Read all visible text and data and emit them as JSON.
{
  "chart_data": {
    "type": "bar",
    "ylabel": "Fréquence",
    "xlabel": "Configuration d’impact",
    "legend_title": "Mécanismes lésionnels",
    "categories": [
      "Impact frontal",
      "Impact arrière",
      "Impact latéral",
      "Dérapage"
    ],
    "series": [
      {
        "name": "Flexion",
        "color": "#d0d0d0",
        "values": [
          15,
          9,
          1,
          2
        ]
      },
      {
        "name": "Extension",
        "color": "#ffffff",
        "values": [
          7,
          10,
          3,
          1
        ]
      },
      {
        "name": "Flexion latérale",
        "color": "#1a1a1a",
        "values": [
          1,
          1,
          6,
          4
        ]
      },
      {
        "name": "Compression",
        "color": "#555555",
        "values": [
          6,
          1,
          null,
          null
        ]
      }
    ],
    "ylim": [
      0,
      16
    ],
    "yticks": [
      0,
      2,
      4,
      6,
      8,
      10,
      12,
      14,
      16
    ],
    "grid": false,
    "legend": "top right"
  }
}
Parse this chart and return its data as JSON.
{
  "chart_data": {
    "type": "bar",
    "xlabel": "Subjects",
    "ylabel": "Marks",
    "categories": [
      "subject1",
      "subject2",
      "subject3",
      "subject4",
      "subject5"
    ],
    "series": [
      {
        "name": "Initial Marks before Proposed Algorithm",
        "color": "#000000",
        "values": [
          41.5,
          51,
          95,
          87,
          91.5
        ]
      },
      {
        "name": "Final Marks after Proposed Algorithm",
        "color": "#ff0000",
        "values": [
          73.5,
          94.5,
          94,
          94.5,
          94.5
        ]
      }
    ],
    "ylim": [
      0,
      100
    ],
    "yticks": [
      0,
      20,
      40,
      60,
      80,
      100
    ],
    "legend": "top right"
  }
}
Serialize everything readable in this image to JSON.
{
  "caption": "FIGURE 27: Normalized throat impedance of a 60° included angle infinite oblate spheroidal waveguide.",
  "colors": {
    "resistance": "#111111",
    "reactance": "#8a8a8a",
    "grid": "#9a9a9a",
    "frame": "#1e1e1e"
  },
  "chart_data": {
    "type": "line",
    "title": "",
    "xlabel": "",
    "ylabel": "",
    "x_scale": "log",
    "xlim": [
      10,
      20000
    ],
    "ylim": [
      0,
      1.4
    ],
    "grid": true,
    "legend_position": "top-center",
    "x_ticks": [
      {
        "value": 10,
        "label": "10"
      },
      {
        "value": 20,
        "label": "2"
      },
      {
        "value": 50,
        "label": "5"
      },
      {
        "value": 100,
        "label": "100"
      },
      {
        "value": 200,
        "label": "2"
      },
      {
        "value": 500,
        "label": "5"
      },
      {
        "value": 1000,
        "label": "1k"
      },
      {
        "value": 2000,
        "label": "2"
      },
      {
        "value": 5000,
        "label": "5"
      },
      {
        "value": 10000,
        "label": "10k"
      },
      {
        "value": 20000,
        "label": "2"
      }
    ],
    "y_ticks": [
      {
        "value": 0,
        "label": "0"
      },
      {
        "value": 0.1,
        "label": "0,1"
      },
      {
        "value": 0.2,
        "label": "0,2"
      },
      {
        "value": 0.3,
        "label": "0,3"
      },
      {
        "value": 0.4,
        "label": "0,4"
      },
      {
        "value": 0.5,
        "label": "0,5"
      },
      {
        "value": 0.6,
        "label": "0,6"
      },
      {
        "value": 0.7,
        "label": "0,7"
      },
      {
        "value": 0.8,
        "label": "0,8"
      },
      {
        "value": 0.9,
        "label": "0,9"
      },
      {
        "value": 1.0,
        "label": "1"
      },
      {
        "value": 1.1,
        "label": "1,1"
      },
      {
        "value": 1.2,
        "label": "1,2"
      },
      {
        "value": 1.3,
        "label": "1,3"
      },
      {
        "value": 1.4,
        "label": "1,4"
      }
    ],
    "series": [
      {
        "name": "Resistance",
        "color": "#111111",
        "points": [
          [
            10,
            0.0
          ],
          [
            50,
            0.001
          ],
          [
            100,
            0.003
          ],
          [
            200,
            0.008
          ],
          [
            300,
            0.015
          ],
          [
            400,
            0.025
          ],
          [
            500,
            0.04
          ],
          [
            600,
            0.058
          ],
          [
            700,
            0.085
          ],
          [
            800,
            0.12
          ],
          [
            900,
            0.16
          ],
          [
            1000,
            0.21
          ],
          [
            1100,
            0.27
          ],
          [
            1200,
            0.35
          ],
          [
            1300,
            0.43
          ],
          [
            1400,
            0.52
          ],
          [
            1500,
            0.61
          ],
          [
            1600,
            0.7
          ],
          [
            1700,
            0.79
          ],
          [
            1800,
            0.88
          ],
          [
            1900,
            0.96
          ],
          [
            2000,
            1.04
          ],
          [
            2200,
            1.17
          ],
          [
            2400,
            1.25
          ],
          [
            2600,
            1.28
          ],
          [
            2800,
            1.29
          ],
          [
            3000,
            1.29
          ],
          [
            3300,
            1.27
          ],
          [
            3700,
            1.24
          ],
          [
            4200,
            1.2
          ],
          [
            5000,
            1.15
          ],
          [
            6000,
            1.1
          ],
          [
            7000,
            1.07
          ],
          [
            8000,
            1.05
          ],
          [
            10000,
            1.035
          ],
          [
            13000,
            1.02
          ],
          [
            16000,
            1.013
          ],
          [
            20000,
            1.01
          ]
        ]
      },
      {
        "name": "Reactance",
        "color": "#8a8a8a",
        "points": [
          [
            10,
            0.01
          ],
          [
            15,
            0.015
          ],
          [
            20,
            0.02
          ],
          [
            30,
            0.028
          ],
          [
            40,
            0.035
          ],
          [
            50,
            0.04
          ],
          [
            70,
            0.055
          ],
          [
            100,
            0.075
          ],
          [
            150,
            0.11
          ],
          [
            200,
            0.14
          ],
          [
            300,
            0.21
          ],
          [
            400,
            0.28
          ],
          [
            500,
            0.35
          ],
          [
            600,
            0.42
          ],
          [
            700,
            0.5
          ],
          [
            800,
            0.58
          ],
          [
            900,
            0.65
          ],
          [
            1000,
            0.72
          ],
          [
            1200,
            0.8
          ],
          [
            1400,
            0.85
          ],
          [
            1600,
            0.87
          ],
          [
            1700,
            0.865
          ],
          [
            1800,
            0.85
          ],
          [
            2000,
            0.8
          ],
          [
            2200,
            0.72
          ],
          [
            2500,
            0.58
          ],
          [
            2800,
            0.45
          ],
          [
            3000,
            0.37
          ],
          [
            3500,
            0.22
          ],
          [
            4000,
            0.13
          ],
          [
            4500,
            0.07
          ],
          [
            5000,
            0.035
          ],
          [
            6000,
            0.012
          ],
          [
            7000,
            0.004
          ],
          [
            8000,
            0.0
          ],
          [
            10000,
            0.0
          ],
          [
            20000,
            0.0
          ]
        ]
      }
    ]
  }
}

• _Instructions to follow_:
Gather up the lines containing the word "Algorithm" from these records and copy them.

• _Response to the exercise_:
        "name": "Initial Marks before Proposed Algorithm",
        "name": "Final Marks after Proposed Algorithm",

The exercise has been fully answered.